Stored data entries:
==================================================

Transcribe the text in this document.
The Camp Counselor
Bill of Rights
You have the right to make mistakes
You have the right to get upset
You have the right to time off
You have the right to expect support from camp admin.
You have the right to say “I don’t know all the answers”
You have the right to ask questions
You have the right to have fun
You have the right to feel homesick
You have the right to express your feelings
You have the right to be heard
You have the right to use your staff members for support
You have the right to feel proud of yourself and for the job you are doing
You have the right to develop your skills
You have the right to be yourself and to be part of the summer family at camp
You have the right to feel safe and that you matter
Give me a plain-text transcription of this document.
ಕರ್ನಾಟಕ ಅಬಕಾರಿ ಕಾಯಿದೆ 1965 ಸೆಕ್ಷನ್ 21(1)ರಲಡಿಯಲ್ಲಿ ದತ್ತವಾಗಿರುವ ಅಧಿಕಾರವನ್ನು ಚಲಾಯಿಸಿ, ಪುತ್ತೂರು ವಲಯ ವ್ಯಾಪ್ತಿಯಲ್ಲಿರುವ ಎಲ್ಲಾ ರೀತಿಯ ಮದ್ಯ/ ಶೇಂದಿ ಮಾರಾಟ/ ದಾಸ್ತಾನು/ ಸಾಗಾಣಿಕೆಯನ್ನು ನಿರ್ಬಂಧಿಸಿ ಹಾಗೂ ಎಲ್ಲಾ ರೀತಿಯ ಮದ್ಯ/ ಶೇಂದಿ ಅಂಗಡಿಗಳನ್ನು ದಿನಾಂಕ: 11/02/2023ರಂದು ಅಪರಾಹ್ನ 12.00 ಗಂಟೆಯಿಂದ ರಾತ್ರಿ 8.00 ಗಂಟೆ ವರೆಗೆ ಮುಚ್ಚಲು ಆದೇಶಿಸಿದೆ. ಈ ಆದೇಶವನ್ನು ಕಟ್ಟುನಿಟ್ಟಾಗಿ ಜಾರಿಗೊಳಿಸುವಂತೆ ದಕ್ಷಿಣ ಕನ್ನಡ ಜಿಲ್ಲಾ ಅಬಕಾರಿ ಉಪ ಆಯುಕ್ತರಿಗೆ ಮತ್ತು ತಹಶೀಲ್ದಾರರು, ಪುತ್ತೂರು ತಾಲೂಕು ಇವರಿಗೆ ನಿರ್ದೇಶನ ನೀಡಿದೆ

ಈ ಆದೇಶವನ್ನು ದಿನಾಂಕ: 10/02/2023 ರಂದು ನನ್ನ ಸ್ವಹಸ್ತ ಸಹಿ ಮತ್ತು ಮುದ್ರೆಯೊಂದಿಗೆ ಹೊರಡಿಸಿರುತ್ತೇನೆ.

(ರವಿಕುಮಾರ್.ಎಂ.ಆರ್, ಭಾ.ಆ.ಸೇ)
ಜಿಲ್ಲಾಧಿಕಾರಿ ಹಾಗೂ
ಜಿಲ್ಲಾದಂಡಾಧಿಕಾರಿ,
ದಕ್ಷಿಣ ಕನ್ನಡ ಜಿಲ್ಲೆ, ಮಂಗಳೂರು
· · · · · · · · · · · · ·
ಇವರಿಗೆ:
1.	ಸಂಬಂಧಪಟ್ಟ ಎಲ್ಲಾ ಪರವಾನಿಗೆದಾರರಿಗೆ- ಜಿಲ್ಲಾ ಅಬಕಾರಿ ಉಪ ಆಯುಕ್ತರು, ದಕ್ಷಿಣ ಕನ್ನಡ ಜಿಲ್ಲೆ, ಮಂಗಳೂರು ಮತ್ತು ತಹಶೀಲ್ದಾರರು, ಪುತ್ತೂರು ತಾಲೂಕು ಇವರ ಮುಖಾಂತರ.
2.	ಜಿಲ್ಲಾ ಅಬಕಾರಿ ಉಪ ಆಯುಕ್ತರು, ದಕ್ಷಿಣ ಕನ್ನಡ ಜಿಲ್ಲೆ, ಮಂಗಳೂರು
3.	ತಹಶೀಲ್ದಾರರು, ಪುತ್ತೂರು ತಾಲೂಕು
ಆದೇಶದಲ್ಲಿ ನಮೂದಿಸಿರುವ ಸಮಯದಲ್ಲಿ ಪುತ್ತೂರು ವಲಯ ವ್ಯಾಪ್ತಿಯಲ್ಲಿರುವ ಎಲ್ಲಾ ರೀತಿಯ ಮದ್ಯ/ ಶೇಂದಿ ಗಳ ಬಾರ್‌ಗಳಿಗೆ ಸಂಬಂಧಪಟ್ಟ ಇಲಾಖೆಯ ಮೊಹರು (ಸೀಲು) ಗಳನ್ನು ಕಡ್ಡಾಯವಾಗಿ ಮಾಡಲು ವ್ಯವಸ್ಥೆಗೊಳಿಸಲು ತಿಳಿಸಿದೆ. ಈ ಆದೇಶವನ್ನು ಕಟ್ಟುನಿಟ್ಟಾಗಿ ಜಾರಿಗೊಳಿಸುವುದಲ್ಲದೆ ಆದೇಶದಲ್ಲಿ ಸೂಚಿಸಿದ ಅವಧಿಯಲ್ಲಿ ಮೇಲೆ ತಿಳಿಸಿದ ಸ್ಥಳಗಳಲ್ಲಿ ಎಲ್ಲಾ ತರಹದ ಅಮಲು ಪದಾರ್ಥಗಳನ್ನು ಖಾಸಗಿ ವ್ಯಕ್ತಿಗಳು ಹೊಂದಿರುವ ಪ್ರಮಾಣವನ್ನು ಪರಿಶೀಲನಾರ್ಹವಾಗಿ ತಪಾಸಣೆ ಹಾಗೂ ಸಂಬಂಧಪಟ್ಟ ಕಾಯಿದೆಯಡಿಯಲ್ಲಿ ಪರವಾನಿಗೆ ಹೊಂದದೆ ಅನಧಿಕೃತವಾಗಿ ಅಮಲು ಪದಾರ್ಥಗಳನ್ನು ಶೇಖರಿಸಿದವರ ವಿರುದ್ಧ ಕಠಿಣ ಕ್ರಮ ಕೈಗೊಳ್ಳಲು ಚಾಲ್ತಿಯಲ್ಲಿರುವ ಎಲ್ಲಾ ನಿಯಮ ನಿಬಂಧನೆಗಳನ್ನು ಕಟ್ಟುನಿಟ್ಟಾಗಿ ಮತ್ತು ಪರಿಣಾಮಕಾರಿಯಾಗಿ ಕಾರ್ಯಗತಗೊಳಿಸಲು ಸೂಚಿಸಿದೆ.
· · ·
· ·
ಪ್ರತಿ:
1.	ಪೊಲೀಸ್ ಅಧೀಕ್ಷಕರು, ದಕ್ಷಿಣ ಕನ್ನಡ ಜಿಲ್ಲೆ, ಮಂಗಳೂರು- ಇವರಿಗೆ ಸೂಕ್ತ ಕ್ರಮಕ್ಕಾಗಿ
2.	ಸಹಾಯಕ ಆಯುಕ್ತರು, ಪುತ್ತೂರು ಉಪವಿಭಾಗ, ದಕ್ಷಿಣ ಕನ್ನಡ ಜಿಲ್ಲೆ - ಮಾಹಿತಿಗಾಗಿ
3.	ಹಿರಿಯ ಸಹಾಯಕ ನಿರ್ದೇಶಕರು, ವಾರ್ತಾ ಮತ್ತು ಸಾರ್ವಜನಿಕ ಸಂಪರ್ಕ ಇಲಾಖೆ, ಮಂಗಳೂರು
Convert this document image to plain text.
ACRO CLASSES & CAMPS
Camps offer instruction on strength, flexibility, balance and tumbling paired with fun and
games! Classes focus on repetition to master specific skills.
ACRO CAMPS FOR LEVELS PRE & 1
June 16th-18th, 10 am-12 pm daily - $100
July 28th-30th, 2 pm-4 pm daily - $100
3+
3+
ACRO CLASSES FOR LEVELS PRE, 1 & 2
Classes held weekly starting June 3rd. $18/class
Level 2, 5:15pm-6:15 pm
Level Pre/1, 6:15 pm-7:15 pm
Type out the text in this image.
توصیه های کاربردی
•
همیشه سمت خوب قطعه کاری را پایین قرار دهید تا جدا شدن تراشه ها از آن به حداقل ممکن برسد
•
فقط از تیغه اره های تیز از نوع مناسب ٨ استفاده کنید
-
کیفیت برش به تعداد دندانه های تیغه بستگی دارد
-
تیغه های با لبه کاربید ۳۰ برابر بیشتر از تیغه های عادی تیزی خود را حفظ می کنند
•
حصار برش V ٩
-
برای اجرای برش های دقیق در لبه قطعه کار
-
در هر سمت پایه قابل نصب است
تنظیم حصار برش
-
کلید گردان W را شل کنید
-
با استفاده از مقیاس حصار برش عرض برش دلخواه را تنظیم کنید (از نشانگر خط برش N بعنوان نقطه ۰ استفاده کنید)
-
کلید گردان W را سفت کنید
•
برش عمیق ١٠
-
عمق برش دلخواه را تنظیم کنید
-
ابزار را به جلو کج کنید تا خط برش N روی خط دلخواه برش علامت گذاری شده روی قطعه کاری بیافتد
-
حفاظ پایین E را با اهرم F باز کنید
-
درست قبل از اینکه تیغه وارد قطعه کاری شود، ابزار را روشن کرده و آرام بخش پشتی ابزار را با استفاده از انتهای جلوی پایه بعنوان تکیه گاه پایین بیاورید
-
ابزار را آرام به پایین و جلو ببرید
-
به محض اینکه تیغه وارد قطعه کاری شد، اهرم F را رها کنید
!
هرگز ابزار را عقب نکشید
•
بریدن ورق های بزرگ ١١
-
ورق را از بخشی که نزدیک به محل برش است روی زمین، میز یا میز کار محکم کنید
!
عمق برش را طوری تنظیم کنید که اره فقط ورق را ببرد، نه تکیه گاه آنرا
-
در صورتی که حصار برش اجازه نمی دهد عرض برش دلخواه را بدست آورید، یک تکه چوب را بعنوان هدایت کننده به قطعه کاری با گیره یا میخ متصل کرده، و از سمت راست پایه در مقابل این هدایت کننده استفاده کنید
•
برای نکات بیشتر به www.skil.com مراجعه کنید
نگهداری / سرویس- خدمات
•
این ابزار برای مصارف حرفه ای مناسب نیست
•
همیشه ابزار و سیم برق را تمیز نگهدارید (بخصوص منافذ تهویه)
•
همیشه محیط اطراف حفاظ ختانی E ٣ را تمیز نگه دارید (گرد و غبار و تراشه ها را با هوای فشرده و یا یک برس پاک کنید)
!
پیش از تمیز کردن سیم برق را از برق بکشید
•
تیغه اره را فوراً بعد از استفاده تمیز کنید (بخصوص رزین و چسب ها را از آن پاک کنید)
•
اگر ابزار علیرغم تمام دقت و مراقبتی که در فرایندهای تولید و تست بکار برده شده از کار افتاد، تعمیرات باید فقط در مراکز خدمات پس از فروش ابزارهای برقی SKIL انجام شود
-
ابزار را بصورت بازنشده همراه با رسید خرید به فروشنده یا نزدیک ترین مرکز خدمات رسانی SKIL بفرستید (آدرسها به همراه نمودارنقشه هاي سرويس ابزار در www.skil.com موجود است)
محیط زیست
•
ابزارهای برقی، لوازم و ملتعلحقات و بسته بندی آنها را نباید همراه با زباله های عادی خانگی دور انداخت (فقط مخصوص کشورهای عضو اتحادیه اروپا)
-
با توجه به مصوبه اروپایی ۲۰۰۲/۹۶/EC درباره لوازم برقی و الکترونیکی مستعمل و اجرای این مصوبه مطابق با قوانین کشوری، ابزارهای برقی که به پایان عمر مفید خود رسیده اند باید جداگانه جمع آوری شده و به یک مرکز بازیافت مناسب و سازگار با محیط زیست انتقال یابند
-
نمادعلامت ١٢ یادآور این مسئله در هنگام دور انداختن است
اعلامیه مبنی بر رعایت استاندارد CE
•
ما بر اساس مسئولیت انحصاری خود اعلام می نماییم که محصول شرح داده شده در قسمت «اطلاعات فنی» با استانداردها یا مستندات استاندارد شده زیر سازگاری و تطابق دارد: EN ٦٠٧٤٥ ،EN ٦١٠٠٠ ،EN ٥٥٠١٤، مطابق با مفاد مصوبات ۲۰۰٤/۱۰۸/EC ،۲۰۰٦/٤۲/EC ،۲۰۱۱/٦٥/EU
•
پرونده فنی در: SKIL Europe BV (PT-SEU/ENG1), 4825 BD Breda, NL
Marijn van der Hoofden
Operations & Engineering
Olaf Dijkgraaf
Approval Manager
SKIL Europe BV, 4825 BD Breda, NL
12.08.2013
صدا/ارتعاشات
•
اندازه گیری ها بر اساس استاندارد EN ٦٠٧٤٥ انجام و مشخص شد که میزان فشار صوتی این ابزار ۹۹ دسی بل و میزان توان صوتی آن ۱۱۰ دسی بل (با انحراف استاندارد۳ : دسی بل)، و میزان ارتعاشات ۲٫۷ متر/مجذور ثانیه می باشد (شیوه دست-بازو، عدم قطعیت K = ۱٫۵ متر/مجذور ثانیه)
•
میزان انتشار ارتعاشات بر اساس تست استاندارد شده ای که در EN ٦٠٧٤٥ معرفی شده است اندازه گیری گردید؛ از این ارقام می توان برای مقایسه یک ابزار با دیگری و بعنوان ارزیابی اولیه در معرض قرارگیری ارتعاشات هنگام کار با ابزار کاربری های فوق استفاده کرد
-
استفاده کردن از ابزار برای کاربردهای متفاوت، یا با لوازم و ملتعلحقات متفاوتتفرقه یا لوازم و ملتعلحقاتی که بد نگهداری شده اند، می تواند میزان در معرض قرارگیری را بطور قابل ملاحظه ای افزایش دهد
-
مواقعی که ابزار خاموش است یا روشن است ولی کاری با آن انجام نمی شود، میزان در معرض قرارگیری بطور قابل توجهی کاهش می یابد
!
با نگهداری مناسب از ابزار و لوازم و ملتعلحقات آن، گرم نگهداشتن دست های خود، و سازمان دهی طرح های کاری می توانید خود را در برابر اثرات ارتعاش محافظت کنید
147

==================================================

SET TASK: Pull every line containing the word "مطابق" out of the material and copy it.

FULL OUTPUT:
با توجه به مصوبه اروپایی ۲۰۰۲/۹۶/EC درباره لوازم برقی و الکترونیکی مستعمل و اجرای این مصوبه مطابق با قوانین کشوری، ابزارهای برقی که به پایان عمر مفید خود رسیده اند باید جداگانه جمع آوری شده و به یک مرکز بازیافت مناسب و سازگار با محیط زیست انتقال یابند
ما بر اساس مسئولیت انحصاری خود اعلام می نماییم که محصول شرح داده شده در قسمت «اطلاعات فنی» با استانداردها یا مستندات استاندارد شده زیر سازگاری و تطابق دارد: EN ٦٠٧٤٥ ،EN ٦١٠٠٠ ،EN ٥٥٠١٤، مطابق با مفاد مصوبات ۲۰۰٤/۱۰۸/EC ،۲۰۰٦/٤۲/EC ،۲۰۱۱/٦٥/EU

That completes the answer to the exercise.